Problem requirements: Copy every line from the data below in which the string "title" can be found.

Supplied entries:
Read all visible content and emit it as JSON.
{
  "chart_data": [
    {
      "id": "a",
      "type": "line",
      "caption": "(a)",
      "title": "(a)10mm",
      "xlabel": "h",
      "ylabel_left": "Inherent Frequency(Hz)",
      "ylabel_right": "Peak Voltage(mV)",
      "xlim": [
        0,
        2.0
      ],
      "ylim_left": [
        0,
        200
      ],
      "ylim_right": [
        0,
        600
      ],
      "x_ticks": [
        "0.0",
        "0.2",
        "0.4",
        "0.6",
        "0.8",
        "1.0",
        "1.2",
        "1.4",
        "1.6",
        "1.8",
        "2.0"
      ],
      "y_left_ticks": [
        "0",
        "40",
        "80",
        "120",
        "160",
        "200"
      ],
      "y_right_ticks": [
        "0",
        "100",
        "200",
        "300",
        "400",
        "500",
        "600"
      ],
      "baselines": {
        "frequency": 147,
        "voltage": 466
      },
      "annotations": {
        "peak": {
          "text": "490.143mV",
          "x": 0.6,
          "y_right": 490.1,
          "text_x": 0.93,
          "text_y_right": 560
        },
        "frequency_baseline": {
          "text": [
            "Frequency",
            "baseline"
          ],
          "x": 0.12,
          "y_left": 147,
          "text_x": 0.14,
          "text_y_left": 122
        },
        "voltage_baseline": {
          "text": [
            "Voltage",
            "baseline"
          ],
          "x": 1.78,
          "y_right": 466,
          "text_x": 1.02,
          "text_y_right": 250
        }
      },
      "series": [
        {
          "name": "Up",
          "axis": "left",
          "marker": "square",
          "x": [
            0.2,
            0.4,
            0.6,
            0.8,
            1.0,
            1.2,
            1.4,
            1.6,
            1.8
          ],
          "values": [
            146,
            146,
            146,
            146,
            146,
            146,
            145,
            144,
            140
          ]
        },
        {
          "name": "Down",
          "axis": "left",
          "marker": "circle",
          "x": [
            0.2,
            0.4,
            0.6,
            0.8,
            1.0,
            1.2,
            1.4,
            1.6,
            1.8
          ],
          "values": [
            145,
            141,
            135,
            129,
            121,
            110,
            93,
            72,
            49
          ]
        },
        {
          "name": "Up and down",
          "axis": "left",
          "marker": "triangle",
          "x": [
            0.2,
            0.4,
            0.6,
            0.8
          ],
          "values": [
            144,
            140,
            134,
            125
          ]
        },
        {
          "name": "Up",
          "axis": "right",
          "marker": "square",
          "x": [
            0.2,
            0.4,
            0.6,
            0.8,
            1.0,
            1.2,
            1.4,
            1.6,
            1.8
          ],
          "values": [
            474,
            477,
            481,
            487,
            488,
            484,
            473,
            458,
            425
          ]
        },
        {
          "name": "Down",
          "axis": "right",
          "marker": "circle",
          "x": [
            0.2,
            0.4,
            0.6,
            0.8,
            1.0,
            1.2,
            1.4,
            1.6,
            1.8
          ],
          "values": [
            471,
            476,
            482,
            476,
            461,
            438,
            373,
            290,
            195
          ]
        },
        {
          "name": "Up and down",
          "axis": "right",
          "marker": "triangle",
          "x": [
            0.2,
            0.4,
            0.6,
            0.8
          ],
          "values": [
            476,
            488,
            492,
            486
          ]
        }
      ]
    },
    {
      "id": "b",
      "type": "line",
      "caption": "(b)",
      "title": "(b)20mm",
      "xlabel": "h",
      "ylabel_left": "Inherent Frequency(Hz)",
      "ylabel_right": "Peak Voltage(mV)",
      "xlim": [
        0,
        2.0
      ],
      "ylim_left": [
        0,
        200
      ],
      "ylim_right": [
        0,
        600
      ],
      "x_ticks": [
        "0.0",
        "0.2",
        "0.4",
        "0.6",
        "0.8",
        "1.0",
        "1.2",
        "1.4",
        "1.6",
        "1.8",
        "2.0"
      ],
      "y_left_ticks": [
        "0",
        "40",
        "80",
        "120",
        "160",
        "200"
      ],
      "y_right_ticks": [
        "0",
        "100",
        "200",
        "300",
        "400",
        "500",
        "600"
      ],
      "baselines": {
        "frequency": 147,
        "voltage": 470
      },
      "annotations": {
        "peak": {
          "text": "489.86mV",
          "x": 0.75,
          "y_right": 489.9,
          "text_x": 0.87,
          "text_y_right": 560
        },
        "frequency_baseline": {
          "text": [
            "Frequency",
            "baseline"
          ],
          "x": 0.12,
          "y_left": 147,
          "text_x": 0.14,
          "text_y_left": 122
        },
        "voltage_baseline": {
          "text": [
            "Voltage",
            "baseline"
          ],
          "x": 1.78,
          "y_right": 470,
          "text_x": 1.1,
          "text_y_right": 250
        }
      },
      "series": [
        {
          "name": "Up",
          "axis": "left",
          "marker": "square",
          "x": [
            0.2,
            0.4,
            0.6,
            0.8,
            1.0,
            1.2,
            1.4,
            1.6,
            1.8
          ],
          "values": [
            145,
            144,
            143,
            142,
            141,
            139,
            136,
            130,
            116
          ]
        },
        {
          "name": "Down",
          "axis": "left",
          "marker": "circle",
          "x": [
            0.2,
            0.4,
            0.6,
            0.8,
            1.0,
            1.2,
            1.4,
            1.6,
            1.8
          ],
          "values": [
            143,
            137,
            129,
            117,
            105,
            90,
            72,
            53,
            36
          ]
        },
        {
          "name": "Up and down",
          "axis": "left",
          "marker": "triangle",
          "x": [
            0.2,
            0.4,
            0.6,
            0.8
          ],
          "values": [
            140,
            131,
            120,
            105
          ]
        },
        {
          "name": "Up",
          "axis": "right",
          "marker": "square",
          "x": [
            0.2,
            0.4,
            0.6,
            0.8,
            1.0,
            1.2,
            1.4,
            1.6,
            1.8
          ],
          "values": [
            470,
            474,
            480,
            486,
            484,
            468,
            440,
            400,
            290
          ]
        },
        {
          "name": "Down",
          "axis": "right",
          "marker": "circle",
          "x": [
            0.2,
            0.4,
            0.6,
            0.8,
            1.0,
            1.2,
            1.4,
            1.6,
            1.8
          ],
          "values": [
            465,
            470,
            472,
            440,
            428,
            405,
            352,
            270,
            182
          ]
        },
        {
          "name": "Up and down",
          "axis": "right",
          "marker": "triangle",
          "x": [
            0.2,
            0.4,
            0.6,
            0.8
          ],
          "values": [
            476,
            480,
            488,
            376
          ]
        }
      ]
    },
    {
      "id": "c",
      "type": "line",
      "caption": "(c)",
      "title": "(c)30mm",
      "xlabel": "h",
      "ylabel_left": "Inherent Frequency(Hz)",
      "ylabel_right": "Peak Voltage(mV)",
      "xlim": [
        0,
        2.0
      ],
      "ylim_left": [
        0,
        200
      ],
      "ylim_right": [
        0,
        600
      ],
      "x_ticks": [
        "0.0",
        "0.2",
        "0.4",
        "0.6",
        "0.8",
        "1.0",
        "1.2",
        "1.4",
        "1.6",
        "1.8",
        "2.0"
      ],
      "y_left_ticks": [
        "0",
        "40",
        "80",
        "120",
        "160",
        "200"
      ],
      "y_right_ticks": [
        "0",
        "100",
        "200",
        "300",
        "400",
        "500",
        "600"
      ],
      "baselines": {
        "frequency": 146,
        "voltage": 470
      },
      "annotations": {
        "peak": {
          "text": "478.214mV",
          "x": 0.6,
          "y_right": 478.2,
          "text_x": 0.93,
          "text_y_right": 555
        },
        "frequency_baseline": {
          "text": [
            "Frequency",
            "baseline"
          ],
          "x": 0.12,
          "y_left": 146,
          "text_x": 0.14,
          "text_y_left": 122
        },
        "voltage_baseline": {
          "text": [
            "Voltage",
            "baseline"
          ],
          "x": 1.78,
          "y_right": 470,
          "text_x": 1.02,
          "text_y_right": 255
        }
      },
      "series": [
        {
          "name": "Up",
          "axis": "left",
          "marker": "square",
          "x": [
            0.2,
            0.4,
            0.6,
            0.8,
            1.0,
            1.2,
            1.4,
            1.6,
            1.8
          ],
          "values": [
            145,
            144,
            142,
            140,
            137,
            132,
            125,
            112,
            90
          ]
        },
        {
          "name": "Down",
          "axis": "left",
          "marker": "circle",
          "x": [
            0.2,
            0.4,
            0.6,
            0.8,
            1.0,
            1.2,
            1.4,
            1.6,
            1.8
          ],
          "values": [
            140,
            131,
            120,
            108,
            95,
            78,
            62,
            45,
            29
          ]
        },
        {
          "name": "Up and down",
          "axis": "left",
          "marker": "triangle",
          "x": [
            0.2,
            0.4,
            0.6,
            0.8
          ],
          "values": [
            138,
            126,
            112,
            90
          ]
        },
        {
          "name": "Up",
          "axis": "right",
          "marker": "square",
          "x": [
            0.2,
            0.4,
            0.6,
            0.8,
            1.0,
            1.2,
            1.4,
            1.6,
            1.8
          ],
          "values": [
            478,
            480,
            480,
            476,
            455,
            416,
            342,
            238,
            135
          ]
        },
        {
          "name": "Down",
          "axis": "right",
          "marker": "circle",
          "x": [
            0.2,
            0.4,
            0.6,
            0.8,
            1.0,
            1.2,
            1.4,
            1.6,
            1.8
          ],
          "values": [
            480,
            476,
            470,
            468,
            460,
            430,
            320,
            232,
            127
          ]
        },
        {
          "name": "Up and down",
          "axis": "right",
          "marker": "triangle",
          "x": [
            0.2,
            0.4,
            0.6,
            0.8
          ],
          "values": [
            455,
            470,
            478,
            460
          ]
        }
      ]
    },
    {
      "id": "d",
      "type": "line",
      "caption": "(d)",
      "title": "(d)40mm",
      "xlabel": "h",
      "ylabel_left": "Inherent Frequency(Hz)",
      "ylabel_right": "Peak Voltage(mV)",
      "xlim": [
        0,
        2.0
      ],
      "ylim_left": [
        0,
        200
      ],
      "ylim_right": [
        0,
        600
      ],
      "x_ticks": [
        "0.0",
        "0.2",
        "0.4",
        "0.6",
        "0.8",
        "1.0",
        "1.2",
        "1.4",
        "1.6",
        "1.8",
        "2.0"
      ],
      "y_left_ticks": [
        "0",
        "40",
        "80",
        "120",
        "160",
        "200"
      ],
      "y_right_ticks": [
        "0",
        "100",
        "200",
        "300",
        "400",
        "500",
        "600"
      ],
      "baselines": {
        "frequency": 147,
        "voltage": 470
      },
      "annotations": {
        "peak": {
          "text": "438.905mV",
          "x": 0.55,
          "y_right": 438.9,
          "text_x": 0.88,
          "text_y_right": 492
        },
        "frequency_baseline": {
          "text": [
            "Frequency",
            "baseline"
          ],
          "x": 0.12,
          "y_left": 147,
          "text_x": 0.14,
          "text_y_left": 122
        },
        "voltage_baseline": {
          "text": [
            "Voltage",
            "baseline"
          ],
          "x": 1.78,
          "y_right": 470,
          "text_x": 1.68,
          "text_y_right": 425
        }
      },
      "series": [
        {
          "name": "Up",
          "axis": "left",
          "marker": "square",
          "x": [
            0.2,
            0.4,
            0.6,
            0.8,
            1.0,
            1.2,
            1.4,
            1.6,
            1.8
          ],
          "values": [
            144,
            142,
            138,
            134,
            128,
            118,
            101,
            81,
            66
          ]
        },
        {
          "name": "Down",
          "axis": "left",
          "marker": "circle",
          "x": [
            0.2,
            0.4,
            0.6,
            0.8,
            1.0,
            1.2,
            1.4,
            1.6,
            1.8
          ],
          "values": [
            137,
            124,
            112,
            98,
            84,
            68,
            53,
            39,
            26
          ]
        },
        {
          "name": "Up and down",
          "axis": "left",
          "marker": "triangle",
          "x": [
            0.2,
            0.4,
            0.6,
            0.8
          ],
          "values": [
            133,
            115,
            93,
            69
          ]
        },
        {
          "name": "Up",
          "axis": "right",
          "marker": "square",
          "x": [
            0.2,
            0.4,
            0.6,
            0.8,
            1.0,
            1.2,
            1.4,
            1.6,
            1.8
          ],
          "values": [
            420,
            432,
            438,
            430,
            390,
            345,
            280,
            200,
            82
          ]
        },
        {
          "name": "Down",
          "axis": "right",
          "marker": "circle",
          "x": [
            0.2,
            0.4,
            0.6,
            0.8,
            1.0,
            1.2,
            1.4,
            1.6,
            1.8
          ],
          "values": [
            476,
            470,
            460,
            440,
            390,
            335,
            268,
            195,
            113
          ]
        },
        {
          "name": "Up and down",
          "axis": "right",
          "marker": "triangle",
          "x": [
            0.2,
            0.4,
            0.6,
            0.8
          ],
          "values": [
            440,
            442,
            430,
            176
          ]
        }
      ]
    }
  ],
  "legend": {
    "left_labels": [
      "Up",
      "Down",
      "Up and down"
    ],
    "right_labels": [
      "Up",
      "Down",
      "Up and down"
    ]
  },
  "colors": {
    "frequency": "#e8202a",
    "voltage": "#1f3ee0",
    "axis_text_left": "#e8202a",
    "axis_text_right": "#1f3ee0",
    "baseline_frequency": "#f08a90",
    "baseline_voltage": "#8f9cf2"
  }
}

Output of the task:
      "title": "(a)10mm",
      "title": "(b)20mm",
      "title": "(c)30mm",
      "title": "(d)40mm",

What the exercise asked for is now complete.